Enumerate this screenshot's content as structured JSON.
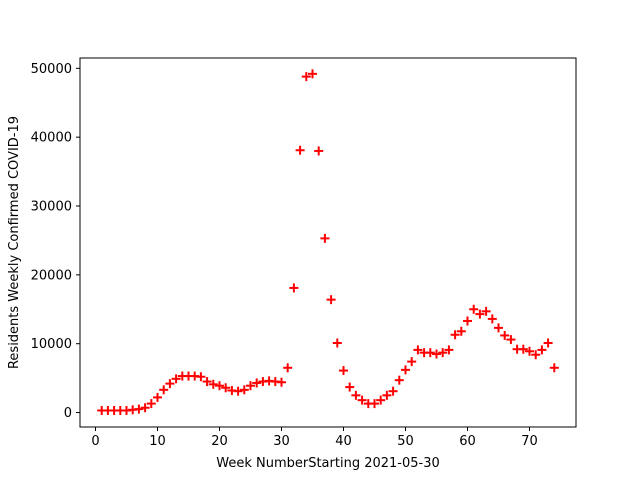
{
  "chart_data": {
    "type": "scatter",
    "marker": "+",
    "color": "#ff0000",
    "xlabel": "Week NumberStarting 2021-05-30",
    "ylabel": "Residents Weekly Confirmed COVID-19",
    "xlim": [
      -2.5,
      77.5
    ],
    "ylim": [
      -2100,
      51500
    ],
    "xticks": [
      0,
      10,
      20,
      30,
      40,
      50,
      60,
      70
    ],
    "yticks": [
      0,
      10000,
      20000,
      30000,
      40000,
      50000
    ],
    "grid": false,
    "x": [
      1,
      2,
      3,
      4,
      5,
      6,
      7,
      8,
      9,
      10,
      11,
      12,
      13,
      14,
      15,
      16,
      17,
      18,
      19,
      20,
      21,
      22,
      23,
      24,
      25,
      26,
      27,
      28,
      29,
      30,
      31,
      32,
      33,
      34,
      35,
      36,
      37,
      38,
      39,
      40,
      41,
      42,
      43,
      44,
      45,
      46,
      47,
      48,
      49,
      50,
      51,
      52,
      53,
      54,
      55,
      56,
      57,
      58,
      59,
      60,
      61,
      62,
      63,
      64,
      65,
      66,
      67,
      68,
      69,
      70,
      71,
      72,
      73,
      74
    ],
    "y": [
      300,
      300,
      300,
      300,
      300,
      400,
      500,
      700,
      1300,
      2200,
      3300,
      4200,
      4900,
      5300,
      5300,
      5300,
      5200,
      4500,
      4100,
      3900,
      3600,
      3200,
      3100,
      3300,
      3900,
      4300,
      4500,
      4600,
      4500,
      4400,
      6500,
      18100,
      38100,
      48800,
      49200,
      38000,
      25300,
      16400,
      10100,
      6100,
      3700,
      2500,
      1800,
      1300,
      1300,
      1800,
      2500,
      3100,
      4700,
      6200,
      7400,
      9100,
      8700,
      8700,
      8500,
      8700,
      9100,
      11300,
      11800,
      13300,
      15000,
      14300,
      14700,
      13600,
      12300,
      11200,
      10600,
      9200,
      9200,
      8900,
      8400,
      9100,
      10100,
      6500
    ]
  }
}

......

### Instructions to follow
Quote each record exactly as it stands, minus the pictures.

### In response
Enumerate this screenshot's content as structured JSON.
{
  "chart_data": {
    "type": "scatter",
    "marker": "+",
    "color": "#ff0000",
    "xlabel": "Week NumberStarting 2021-05-30",
    "ylabel": "Residents Weekly Confirmed COVID-19",
    "xlim": [
      -2.5,
      77.5
    ],
    "ylim": [
      -2100,
      51500
    ],
    "xticks": [
      0,
      10,
      20,
      30,
      40,
      50,
      60,
      70
    ],
    "yticks": [
      0,
      10000,
      20000,
      30000,
      40000,
      50000
    ],
    "grid": false,
    "x": [
      1,
      2,
      3,
      4,
      5,
      6,
      7,
      8,
      9,
      10,
      11,
      12,
      13,
      14,
      15,
      16,
      17,
      18,
      19,
      20,
      21,
      22,
      23,
      24,
      25,
      26,
      27,
      28,
      29,
      30,
      31,
      32,
      33,
      34,
      35,
      36,
      37,
      38,
      39,
      40,
      41,
      42,
      43,
      44,
      45,
      46,
      47,
      48,
      49,
      50,
      51,
      52,
      53,
      54,
      55,
      56,
      57,
      58,
      59,
      60,
      61,
      62,
      63,
      64,
      65,
      66,
      67,
      68,
      69,
      70,
      71,
      72,
      73,
      74
    ],
    "y": [
      300,
      300,
      300,
      300,
      300,
      400,
      500,
      700,
      1300,
      2200,
      3300,
      4200,
      4900,
      5300,
      5300,
      5300,
      5200,
      4500,
      4100,
      3900,
      3600,
      3200,
      3100,
      3300,
      3900,
      4300,
      4500,
      4600,
      4500,
      4400,
      6500,
      18100,
      38100,
      48800,
      49200,
      38000,
      25300,
      16400,
      10100,
      6100,
      3700,
      2500,
      1800,
      1300,
      1300,
      1800,
      2500,
      3100,
      4700,
      6200,
      7400,
      9100,
      8700,
      8700,
      8500,
      8700,
      9100,
      11300,
      11800,
      13300,
      15000,
      14300,
      14700,
      13600,
      12300,
      11200,
      10600,
      9200,
      9200,
      8900,
      8400,
      9100,
      10100,
      6500
    ]
  }
}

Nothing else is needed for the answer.